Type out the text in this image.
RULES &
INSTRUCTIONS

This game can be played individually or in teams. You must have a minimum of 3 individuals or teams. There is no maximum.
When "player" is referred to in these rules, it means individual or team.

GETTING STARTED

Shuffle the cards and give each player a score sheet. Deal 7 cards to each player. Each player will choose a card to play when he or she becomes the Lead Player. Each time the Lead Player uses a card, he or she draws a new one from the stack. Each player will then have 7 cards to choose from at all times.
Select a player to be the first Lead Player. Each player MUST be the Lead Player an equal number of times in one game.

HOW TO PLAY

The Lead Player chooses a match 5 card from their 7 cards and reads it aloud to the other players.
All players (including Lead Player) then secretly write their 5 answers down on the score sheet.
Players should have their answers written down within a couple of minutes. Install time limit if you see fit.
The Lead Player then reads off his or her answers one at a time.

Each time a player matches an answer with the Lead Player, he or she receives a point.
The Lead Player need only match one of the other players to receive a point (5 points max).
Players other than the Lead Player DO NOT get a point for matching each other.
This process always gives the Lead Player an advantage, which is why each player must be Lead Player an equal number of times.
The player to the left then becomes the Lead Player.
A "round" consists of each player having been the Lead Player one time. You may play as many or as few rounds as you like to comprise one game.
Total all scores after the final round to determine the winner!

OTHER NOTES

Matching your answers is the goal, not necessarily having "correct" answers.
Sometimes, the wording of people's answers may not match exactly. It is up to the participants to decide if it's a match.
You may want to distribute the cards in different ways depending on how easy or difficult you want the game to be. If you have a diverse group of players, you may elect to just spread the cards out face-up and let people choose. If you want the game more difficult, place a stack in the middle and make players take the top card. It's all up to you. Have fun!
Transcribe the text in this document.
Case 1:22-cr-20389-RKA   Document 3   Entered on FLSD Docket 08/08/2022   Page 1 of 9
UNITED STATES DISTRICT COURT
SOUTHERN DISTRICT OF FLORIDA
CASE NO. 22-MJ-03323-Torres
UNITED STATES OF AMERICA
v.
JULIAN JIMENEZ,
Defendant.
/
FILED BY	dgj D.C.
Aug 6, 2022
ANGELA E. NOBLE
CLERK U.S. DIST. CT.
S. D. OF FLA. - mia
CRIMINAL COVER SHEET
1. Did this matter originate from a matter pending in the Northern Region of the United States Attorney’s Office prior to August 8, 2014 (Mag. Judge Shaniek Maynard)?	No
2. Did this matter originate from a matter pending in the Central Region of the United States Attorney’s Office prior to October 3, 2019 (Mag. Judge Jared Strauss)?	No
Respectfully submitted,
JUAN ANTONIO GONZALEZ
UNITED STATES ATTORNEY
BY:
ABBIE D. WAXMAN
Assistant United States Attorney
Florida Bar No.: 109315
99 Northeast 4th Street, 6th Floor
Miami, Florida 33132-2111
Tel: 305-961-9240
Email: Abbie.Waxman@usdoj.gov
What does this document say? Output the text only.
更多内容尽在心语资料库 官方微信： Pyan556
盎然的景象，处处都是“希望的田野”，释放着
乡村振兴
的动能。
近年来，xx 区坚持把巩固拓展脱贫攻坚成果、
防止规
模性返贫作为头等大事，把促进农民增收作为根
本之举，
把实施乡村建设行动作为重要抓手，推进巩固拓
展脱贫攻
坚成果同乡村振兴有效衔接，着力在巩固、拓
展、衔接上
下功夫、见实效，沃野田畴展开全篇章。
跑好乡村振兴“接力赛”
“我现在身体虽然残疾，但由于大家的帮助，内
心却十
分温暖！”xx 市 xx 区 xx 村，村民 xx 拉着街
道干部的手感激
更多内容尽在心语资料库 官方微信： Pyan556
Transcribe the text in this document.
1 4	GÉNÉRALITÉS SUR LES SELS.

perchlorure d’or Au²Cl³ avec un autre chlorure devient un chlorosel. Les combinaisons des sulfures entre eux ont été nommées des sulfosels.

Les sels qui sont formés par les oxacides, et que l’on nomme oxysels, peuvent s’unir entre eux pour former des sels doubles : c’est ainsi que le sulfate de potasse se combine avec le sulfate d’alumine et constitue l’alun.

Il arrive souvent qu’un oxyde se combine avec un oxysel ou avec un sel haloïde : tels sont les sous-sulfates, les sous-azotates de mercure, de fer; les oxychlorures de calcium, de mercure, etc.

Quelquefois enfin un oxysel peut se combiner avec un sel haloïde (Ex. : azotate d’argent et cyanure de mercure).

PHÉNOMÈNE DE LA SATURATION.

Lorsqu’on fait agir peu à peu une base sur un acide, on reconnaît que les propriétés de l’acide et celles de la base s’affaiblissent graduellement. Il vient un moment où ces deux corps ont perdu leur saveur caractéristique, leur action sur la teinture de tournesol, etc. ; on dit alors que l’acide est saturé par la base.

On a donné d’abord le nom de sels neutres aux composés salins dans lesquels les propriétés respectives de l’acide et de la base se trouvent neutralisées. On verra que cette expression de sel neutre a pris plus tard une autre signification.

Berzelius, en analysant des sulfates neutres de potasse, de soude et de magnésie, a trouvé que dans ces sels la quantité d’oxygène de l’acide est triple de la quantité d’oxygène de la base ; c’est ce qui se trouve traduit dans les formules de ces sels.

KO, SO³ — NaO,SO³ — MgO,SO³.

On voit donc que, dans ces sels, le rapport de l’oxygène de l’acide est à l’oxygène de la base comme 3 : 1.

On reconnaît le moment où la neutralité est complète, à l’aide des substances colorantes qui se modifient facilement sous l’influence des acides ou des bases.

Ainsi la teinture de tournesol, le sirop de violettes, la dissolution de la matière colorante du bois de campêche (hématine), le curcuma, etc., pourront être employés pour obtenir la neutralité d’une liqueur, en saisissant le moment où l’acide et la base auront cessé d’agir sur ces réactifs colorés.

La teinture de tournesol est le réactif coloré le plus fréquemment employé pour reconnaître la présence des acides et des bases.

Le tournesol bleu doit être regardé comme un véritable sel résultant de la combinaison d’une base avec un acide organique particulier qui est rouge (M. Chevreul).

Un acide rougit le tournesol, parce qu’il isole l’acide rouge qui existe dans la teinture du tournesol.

-*-

**What is needed**
Using the records given above, list every line that includes the word "number".

**Result of the exercise**
Select a player to be the first Lead Player. Each player MUST be the Lead Player an equal number of times in one game.
This process always gives the Lead Player an advantage, which is why each player must be Lead Player an equal number of times.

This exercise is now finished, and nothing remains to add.